# start of INPUT ROWS

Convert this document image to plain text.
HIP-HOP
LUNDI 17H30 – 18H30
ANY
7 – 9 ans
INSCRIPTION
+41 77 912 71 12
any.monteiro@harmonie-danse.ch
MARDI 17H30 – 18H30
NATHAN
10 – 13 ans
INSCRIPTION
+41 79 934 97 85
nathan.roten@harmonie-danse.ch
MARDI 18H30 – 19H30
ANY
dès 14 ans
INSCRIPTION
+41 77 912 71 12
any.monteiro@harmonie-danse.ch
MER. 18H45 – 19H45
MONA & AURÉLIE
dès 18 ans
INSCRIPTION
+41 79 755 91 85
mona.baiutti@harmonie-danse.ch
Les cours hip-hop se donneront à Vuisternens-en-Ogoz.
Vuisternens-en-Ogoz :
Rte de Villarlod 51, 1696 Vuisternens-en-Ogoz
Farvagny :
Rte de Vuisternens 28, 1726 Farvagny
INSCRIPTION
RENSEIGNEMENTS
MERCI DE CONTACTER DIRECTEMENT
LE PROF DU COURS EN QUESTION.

# end of INPUT ROWS

__EXERCISE DIRECTIONS__: Extract every entry in the listing word for word.

__TASK ANSWER__:
Convert this document image to plain text.
HIP-HOP
LUNDI 17H30 – 18H30
ANY
7 – 9 ans
INSCRIPTION
+41 77 912 71 12
any.monteiro@harmonie-danse.ch
MARDI 17H30 – 18H30
NATHAN
10 – 13 ans
INSCRIPTION
+41 79 934 97 85
nathan.roten@harmonie-danse.ch
MARDI 18H30 – 19H30
ANY
dès 14 ans
INSCRIPTION
+41 77 912 71 12
any.monteiro@harmonie-danse.ch
MER. 18H45 – 19H45
MONA & AURÉLIE
dès 18 ans
INSCRIPTION
+41 79 755 91 85
mona.baiutti@harmonie-danse.ch
Les cours hip-hop se donneront à Vuisternens-en-Ogoz.
Vuisternens-en-Ogoz :
Rte de Villarlod 51, 1696 Vuisternens-en-Ogoz
Farvagny :
Rte de Vuisternens 28, 1726 Farvagny
INSCRIPTION
RENSEIGNEMENTS
MERCI DE CONTACTER DIRECTEMENT
LE PROF DU COURS EN QUESTION.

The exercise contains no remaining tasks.